**TO DO**
Render the records from the line containing "divider-text: Or continue" through the line containing "divider-line (839, 607, 880, 609)", inclusive, as a Markdown table with the columns Row and Entry, omitting blank lines.

**PROVIDED ENTRIES**
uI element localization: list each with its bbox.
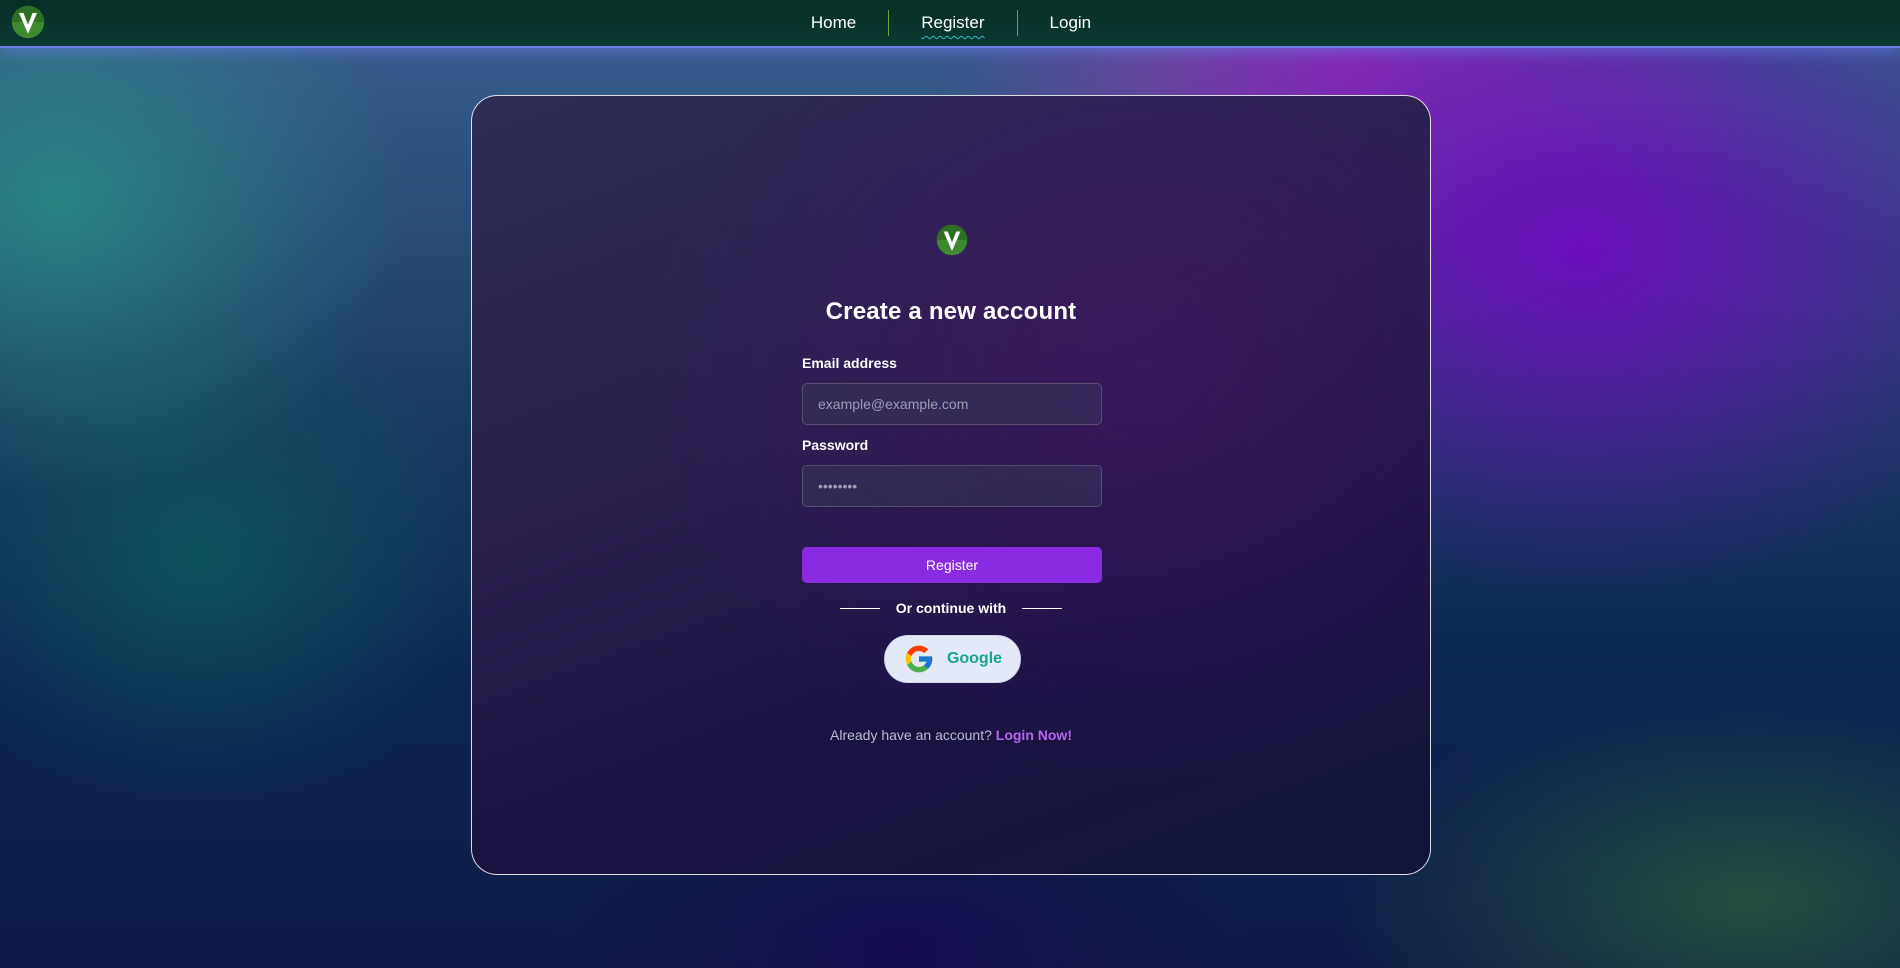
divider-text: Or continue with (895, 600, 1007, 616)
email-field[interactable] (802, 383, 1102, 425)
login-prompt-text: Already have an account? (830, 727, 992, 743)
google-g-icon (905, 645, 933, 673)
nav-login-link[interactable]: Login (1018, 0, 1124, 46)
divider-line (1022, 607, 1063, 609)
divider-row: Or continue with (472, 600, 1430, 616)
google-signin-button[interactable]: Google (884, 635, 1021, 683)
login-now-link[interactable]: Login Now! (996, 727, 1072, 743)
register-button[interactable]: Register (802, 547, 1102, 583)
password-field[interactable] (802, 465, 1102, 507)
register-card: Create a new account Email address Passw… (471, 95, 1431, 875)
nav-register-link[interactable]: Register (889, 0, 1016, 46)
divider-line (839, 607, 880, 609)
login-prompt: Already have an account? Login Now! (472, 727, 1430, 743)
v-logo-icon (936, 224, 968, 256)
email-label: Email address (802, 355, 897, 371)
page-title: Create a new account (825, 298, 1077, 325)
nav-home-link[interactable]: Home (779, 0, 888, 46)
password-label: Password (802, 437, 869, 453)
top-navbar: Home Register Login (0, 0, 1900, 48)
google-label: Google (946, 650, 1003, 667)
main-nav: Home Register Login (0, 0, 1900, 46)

**SOLUTION TO THE PROBLEM**
| Row | Entry |
|---|---|
| 1 | divider-text: Or continue with (895, 600, 1007, 616) |
| 2 | email-field[interactable] (802, 383, 1102, 425) |
| 3 | login-prompt-text: Already have an account? (830, 727, 992, 743) |
| 4 | google-g-icon (905, 645, 933, 673) |
| 5 | nav-login-link[interactable]: Login (1018, 0, 1124, 46) |
| 6 | divider-line (1022, 607, 1063, 609) |
| 7 | divider-row: Or continue with (472, 600, 1430, 616) |
| 8 | google-signin-button[interactable]: Google (884, 635, 1021, 683) |
| 9 | login-now-link[interactable]: Login Now! (996, 727, 1072, 743) |
| 10 | register-button[interactable]: Register (802, 547, 1102, 583) |
| 11 | password-field[interactable] (802, 465, 1102, 507) |
| 12 | register-card: Create a new account Email address Passw… (471, 95, 1431, 875) |
| 13 | nav-register-link[interactable]: Register (889, 0, 1016, 46) |
| 14 | divider-line (839, 607, 880, 609) |